BEGIN DATA FOR THIS TASK

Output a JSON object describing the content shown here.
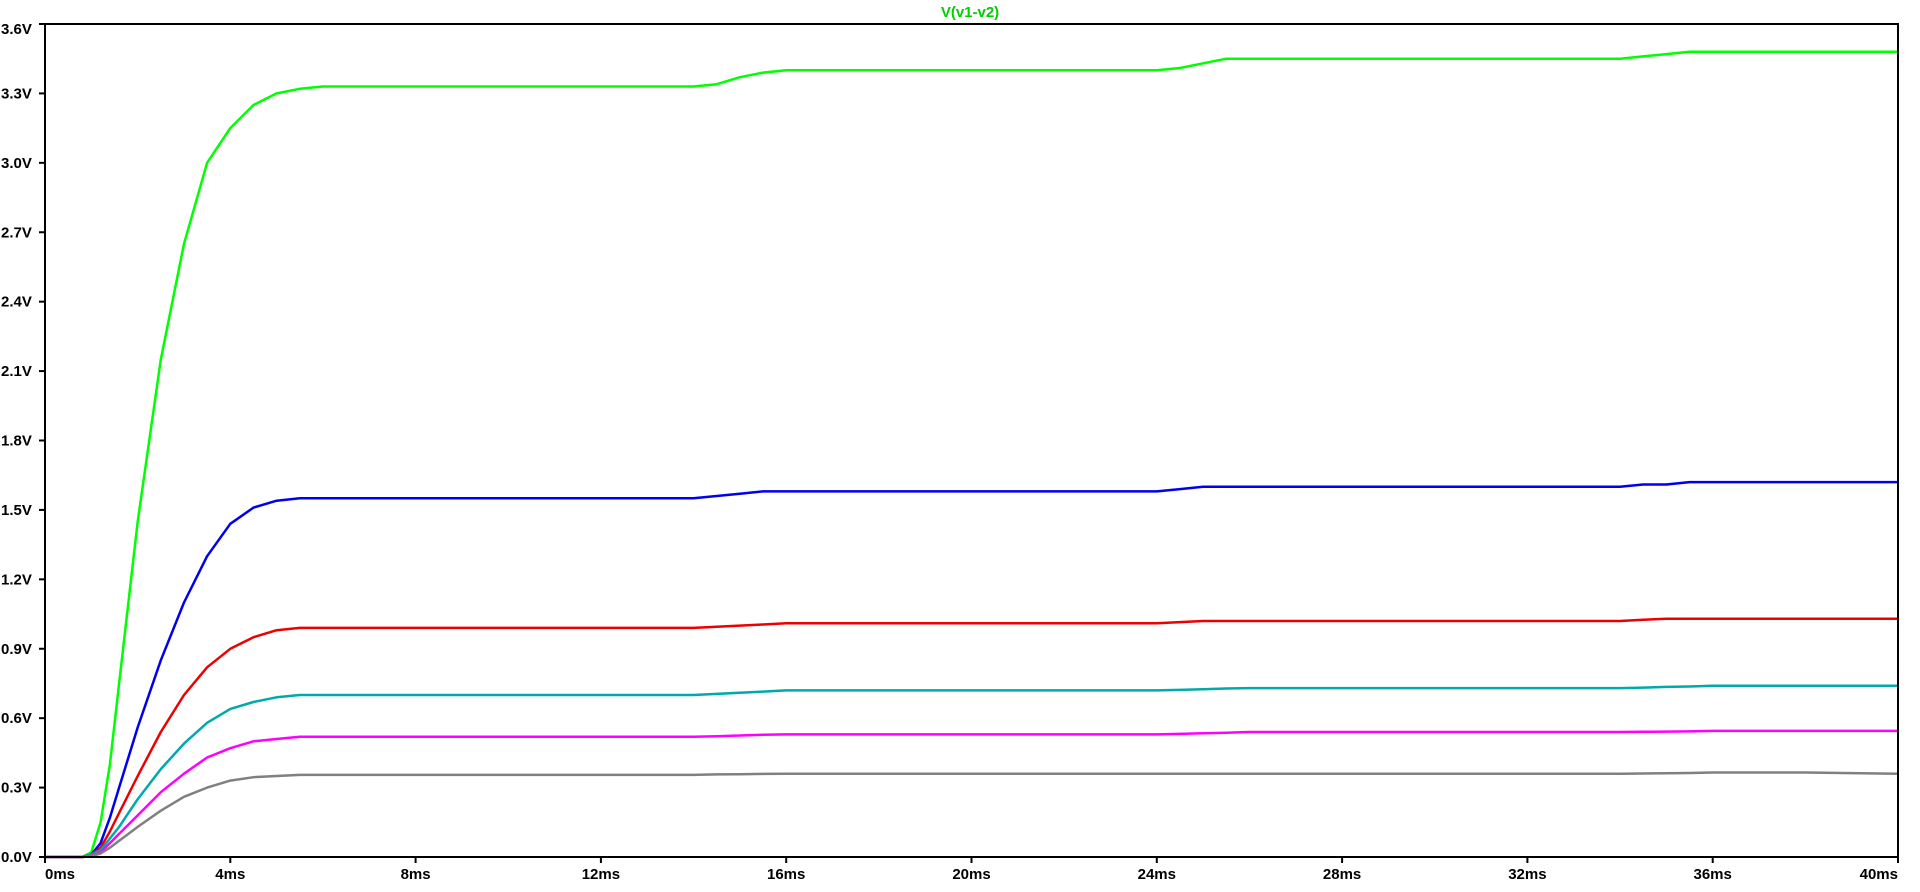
{
  "chart_data": {
    "type": "line",
    "title": "V(v1-v2)",
    "title_color": "#00d000",
    "xlim": [
      0,
      40
    ],
    "ylim": [
      0,
      3.6
    ],
    "x_unit": "ms",
    "x_ticks": [
      0,
      4,
      8,
      12,
      16,
      20,
      24,
      28,
      32,
      36,
      40
    ],
    "x_tick_labels": [
      "0ms",
      "4ms",
      "8ms",
      "12ms",
      "16ms",
      "20ms",
      "24ms",
      "28ms",
      "32ms",
      "36ms",
      "40ms"
    ],
    "y_ticks": [
      0.0,
      0.3,
      0.6,
      0.9,
      1.2,
      1.5,
      1.8,
      2.1,
      2.4,
      2.7,
      3.0,
      3.3,
      3.6
    ],
    "y_tick_labels": [
      "0.0V",
      "0.3V",
      "0.6V",
      "0.9V",
      "1.2V",
      "1.5V",
      "1.8V",
      "2.1V",
      "2.4V",
      "2.7V",
      "3.0V",
      "3.3V",
      "3.6V"
    ],
    "grid": false,
    "series": [
      {
        "color": "#00ff00",
        "x": [
          0,
          0.8,
          1.0,
          1.2,
          1.4,
          1.6,
          1.8,
          2.0,
          2.5,
          3.0,
          3.5,
          4.0,
          4.5,
          5.0,
          5.5,
          6.0,
          8.0,
          10.0,
          12.0,
          14.0,
          14.5,
          15.0,
          15.5,
          16.0,
          20.0,
          24.0,
          24.5,
          25.0,
          25.5,
          26.0,
          30.0,
          34.0,
          34.5,
          35.0,
          35.5,
          36.0,
          38.0,
          40.0
        ],
        "y": [
          0,
          0,
          0.02,
          0.15,
          0.4,
          0.75,
          1.1,
          1.45,
          2.15,
          2.65,
          3.0,
          3.15,
          3.25,
          3.3,
          3.32,
          3.33,
          3.33,
          3.33,
          3.33,
          3.33,
          3.34,
          3.37,
          3.39,
          3.4,
          3.4,
          3.4,
          3.41,
          3.43,
          3.45,
          3.45,
          3.45,
          3.45,
          3.46,
          3.47,
          3.48,
          3.48,
          3.48,
          3.48
        ]
      },
      {
        "color": "#0000ee",
        "x": [
          0,
          0.8,
          1.0,
          1.2,
          1.4,
          1.6,
          1.8,
          2.0,
          2.5,
          3.0,
          3.5,
          4.0,
          4.5,
          5.0,
          5.5,
          6.0,
          8.0,
          10.0,
          12.0,
          14.0,
          14.5,
          15.0,
          15.5,
          16.0,
          20.0,
          24.0,
          24.5,
          25.0,
          25.5,
          26.0,
          30.0,
          34.0,
          34.5,
          35.0,
          35.5,
          36.0,
          38.0,
          40.0
        ],
        "y": [
          0,
          0,
          0.01,
          0.06,
          0.17,
          0.3,
          0.43,
          0.56,
          0.85,
          1.1,
          1.3,
          1.44,
          1.51,
          1.54,
          1.55,
          1.55,
          1.55,
          1.55,
          1.55,
          1.55,
          1.56,
          1.57,
          1.58,
          1.58,
          1.58,
          1.58,
          1.59,
          1.6,
          1.6,
          1.6,
          1.6,
          1.6,
          1.61,
          1.61,
          1.62,
          1.62,
          1.62,
          1.62
        ]
      },
      {
        "color": "#ee0000",
        "x": [
          0,
          0.8,
          1.0,
          1.2,
          1.4,
          1.6,
          1.8,
          2.0,
          2.5,
          3.0,
          3.5,
          4.0,
          4.5,
          5.0,
          5.5,
          6.0,
          8.0,
          10.0,
          12.0,
          14.0,
          14.5,
          15.0,
          15.5,
          16.0,
          20.0,
          24.0,
          24.5,
          25.0,
          25.5,
          26.0,
          30.0,
          34.0,
          34.5,
          35.0,
          35.5,
          36.0,
          38.0,
          40.0
        ],
        "y": [
          0,
          0,
          0.01,
          0.04,
          0.11,
          0.19,
          0.27,
          0.35,
          0.54,
          0.7,
          0.82,
          0.9,
          0.95,
          0.98,
          0.99,
          0.99,
          0.99,
          0.99,
          0.99,
          0.99,
          0.995,
          1.0,
          1.005,
          1.01,
          1.01,
          1.01,
          1.015,
          1.02,
          1.02,
          1.02,
          1.02,
          1.02,
          1.025,
          1.03,
          1.03,
          1.03,
          1.03,
          1.03
        ]
      },
      {
        "color": "#00aaaa",
        "x": [
          0,
          0.8,
          1.0,
          1.2,
          1.4,
          1.6,
          1.8,
          2.0,
          2.5,
          3.0,
          3.5,
          4.0,
          4.5,
          5.0,
          5.5,
          6.0,
          8.0,
          10.0,
          12.0,
          14.0,
          14.5,
          15.0,
          15.5,
          16.0,
          20.0,
          24.0,
          24.5,
          25.0,
          25.5,
          26.0,
          30.0,
          34.0,
          34.5,
          35.0,
          35.5,
          36.0,
          38.0,
          40.0
        ],
        "y": [
          0,
          0,
          0.01,
          0.03,
          0.08,
          0.13,
          0.19,
          0.25,
          0.38,
          0.49,
          0.58,
          0.64,
          0.67,
          0.69,
          0.7,
          0.7,
          0.7,
          0.7,
          0.7,
          0.7,
          0.705,
          0.71,
          0.715,
          0.72,
          0.72,
          0.72,
          0.722,
          0.725,
          0.728,
          0.73,
          0.73,
          0.73,
          0.732,
          0.735,
          0.737,
          0.74,
          0.74,
          0.74
        ]
      },
      {
        "color": "#ff00ff",
        "x": [
          0,
          0.8,
          1.0,
          1.2,
          1.4,
          1.6,
          1.8,
          2.0,
          2.5,
          3.0,
          3.5,
          4.0,
          4.5,
          5.0,
          5.5,
          6.0,
          8.0,
          10.0,
          12.0,
          14.0,
          14.5,
          15.0,
          15.5,
          16.0,
          20.0,
          24.0,
          24.5,
          25.0,
          25.5,
          26.0,
          30.0,
          34.0,
          34.5,
          35.0,
          35.5,
          36.0,
          38.0,
          40.0
        ],
        "y": [
          0,
          0,
          0.005,
          0.02,
          0.06,
          0.1,
          0.14,
          0.18,
          0.28,
          0.36,
          0.43,
          0.47,
          0.5,
          0.51,
          0.52,
          0.52,
          0.52,
          0.52,
          0.52,
          0.52,
          0.522,
          0.525,
          0.528,
          0.53,
          0.53,
          0.53,
          0.532,
          0.535,
          0.537,
          0.54,
          0.54,
          0.54,
          0.541,
          0.542,
          0.543,
          0.545,
          0.545,
          0.545
        ]
      },
      {
        "color": "#808080",
        "x": [
          0,
          0.8,
          1.0,
          1.2,
          1.4,
          1.6,
          1.8,
          2.0,
          2.5,
          3.0,
          3.5,
          4.0,
          4.5,
          5.0,
          5.5,
          6.0,
          8.0,
          10.0,
          12.0,
          14.0,
          14.5,
          15.0,
          15.5,
          16.0,
          20.0,
          24.0,
          24.5,
          25.0,
          25.5,
          26.0,
          30.0,
          34.0,
          34.5,
          35.0,
          35.5,
          36.0,
          38.0,
          40.0
        ],
        "y": [
          0,
          0,
          0.004,
          0.015,
          0.04,
          0.07,
          0.1,
          0.13,
          0.2,
          0.26,
          0.3,
          0.33,
          0.345,
          0.35,
          0.355,
          0.355,
          0.355,
          0.355,
          0.355,
          0.355,
          0.357,
          0.358,
          0.359,
          0.36,
          0.36,
          0.36,
          0.36,
          0.36,
          0.36,
          0.36,
          0.36,
          0.36,
          0.361,
          0.362,
          0.363,
          0.365,
          0.365,
          0.36
        ]
      }
    ]
  }
}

END DATA FOR THIS TASK

EXERCISE BRIEF:
Copy out the listing exactly as it stands, but not the pictures.

ANSWER TO THIS EXERCISE:
Output a JSON object describing the content shown here.
{
  "chart_data": {
    "type": "line",
    "title": "V(v1-v2)",
    "title_color": "#00d000",
    "xlim": [
      0,
      40
    ],
    "ylim": [
      0,
      3.6
    ],
    "x_unit": "ms",
    "x_ticks": [
      0,
      4,
      8,
      12,
      16,
      20,
      24,
      28,
      32,
      36,
      40
    ],
    "x_tick_labels": [
      "0ms",
      "4ms",
      "8ms",
      "12ms",
      "16ms",
      "20ms",
      "24ms",
      "28ms",
      "32ms",
      "36ms",
      "40ms"
    ],
    "y_ticks": [
      0.0,
      0.3,
      0.6,
      0.9,
      1.2,
      1.5,
      1.8,
      2.1,
      2.4,
      2.7,
      3.0,
      3.3,
      3.6
    ],
    "y_tick_labels": [
      "0.0V",
      "0.3V",
      "0.6V",
      "0.9V",
      "1.2V",
      "1.5V",
      "1.8V",
      "2.1V",
      "2.4V",
      "2.7V",
      "3.0V",
      "3.3V",
      "3.6V"
    ],
    "grid": false,
    "series": [
      {
        "color": "#00ff00",
        "x": [
          0,
          0.8,
          1.0,
          1.2,
          1.4,
          1.6,
          1.8,
          2.0,
          2.5,
          3.0,
          3.5,
          4.0,
          4.5,
          5.0,
          5.5,
          6.0,
          8.0,
          10.0,
          12.0,
          14.0,
          14.5,
          15.0,
          15.5,
          16.0,
          20.0,
          24.0,
          24.5,
          25.0,
          25.5,
          26.0,
          30.0,
          34.0,
          34.5,
          35.0,
          35.5,
          36.0,
          38.0,
          40.0
        ],
        "y": [
          0,
          0,
          0.02,
          0.15,
          0.4,
          0.75,
          1.1,
          1.45,
          2.15,
          2.65,
          3.0,
          3.15,
          3.25,
          3.3,
          3.32,
          3.33,
          3.33,
          3.33,
          3.33,
          3.33,
          3.34,
          3.37,
          3.39,
          3.4,
          3.4,
          3.4,
          3.41,
          3.43,
          3.45,
          3.45,
          3.45,
          3.45,
          3.46,
          3.47,
          3.48,
          3.48,
          3.48,
          3.48
        ]
      },
      {
        "color": "#0000ee",
        "x": [
          0,
          0.8,
          1.0,
          1.2,
          1.4,
          1.6,
          1.8,
          2.0,
          2.5,
          3.0,
          3.5,
          4.0,
          4.5,
          5.0,
          5.5,
          6.0,
          8.0,
          10.0,
          12.0,
          14.0,
          14.5,
          15.0,
          15.5,
          16.0,
          20.0,
          24.0,
          24.5,
          25.0,
          25.5,
          26.0,
          30.0,
          34.0,
          34.5,
          35.0,
          35.5,
          36.0,
          38.0,
          40.0
        ],
        "y": [
          0,
          0,
          0.01,
          0.06,
          0.17,
          0.3,
          0.43,
          0.56,
          0.85,
          1.1,
          1.3,
          1.44,
          1.51,
          1.54,
          1.55,
          1.55,
          1.55,
          1.55,
          1.55,
          1.55,
          1.56,
          1.57,
          1.58,
          1.58,
          1.58,
          1.58,
          1.59,
          1.6,
          1.6,
          1.6,
          1.6,
          1.6,
          1.61,
          1.61,
          1.62,
          1.62,
          1.62,
          1.62
        ]
      },
      {
        "color": "#ee0000",
        "x": [
          0,
          0.8,
          1.0,
          1.2,
          1.4,
          1.6,
          1.8,
          2.0,
          2.5,
          3.0,
          3.5,
          4.0,
          4.5,
          5.0,
          5.5,
          6.0,
          8.0,
          10.0,
          12.0,
          14.0,
          14.5,
          15.0,
          15.5,
          16.0,
          20.0,
          24.0,
          24.5,
          25.0,
          25.5,
          26.0,
          30.0,
          34.0,
          34.5,
          35.0,
          35.5,
          36.0,
          38.0,
          40.0
        ],
        "y": [
          0,
          0,
          0.01,
          0.04,
          0.11,
          0.19,
          0.27,
          0.35,
          0.54,
          0.7,
          0.82,
          0.9,
          0.95,
          0.98,
          0.99,
          0.99,
          0.99,
          0.99,
          0.99,
          0.99,
          0.995,
          1.0,
          1.005,
          1.01,
          1.01,
          1.01,
          1.015,
          1.02,
          1.02,
          1.02,
          1.02,
          1.02,
          1.025,
          1.03,
          1.03,
          1.03,
          1.03,
          1.03
        ]
      },
      {
        "color": "#00aaaa",
        "x": [
          0,
          0.8,
          1.0,
          1.2,
          1.4,
          1.6,
          1.8,
          2.0,
          2.5,
          3.0,
          3.5,
          4.0,
          4.5,
          5.0,
          5.5,
          6.0,
          8.0,
          10.0,
          12.0,
          14.0,
          14.5,
          15.0,
          15.5,
          16.0,
          20.0,
          24.0,
          24.5,
          25.0,
          25.5,
          26.0,
          30.0,
          34.0,
          34.5,
          35.0,
          35.5,
          36.0,
          38.0,
          40.0
        ],
        "y": [
          0,
          0,
          0.01,
          0.03,
          0.08,
          0.13,
          0.19,
          0.25,
          0.38,
          0.49,
          0.58,
          0.64,
          0.67,
          0.69,
          0.7,
          0.7,
          0.7,
          0.7,
          0.7,
          0.7,
          0.705,
          0.71,
          0.715,
          0.72,
          0.72,
          0.72,
          0.722,
          0.725,
          0.728,
          0.73,
          0.73,
          0.73,
          0.732,
          0.735,
          0.737,
          0.74,
          0.74,
          0.74
        ]
      },
      {
        "color": "#ff00ff",
        "x": [
          0,
          0.8,
          1.0,
          1.2,
          1.4,
          1.6,
          1.8,
          2.0,
          2.5,
          3.0,
          3.5,
          4.0,
          4.5,
          5.0,
          5.5,
          6.0,
          8.0,
          10.0,
          12.0,
          14.0,
          14.5,
          15.0,
          15.5,
          16.0,
          20.0,
          24.0,
          24.5,
          25.0,
          25.5,
          26.0,
          30.0,
          34.0,
          34.5,
          35.0,
          35.5,
          36.0,
          38.0,
          40.0
        ],
        "y": [
          0,
          0,
          0.005,
          0.02,
          0.06,
          0.1,
          0.14,
          0.18,
          0.28,
          0.36,
          0.43,
          0.47,
          0.5,
          0.51,
          0.52,
          0.52,
          0.52,
          0.52,
          0.52,
          0.52,
          0.522,
          0.525,
          0.528,
          0.53,
          0.53,
          0.53,
          0.532,
          0.535,
          0.537,
          0.54,
          0.54,
          0.54,
          0.541,
          0.542,
          0.543,
          0.545,
          0.545,
          0.545
        ]
      },
      {
        "color": "#808080",
        "x": [
          0,
          0.8,
          1.0,
          1.2,
          1.4,
          1.6,
          1.8,
          2.0,
          2.5,
          3.0,
          3.5,
          4.0,
          4.5,
          5.0,
          5.5,
          6.0,
          8.0,
          10.0,
          12.0,
          14.0,
          14.5,
          15.0,
          15.5,
          16.0,
          20.0,
          24.0,
          24.5,
          25.0,
          25.5,
          26.0,
          30.0,
          34.0,
          34.5,
          35.0,
          35.5,
          36.0,
          38.0,
          40.0
        ],
        "y": [
          0,
          0,
          0.004,
          0.015,
          0.04,
          0.07,
          0.1,
          0.13,
          0.2,
          0.26,
          0.3,
          0.33,
          0.345,
          0.35,
          0.355,
          0.355,
          0.355,
          0.355,
          0.355,
          0.355,
          0.357,
          0.358,
          0.359,
          0.36,
          0.36,
          0.36,
          0.36,
          0.36,
          0.36,
          0.36,
          0.36,
          0.36,
          0.361,
          0.362,
          0.363,
          0.365,
          0.365,
          0.36
        ]
      }
    ]
  }
}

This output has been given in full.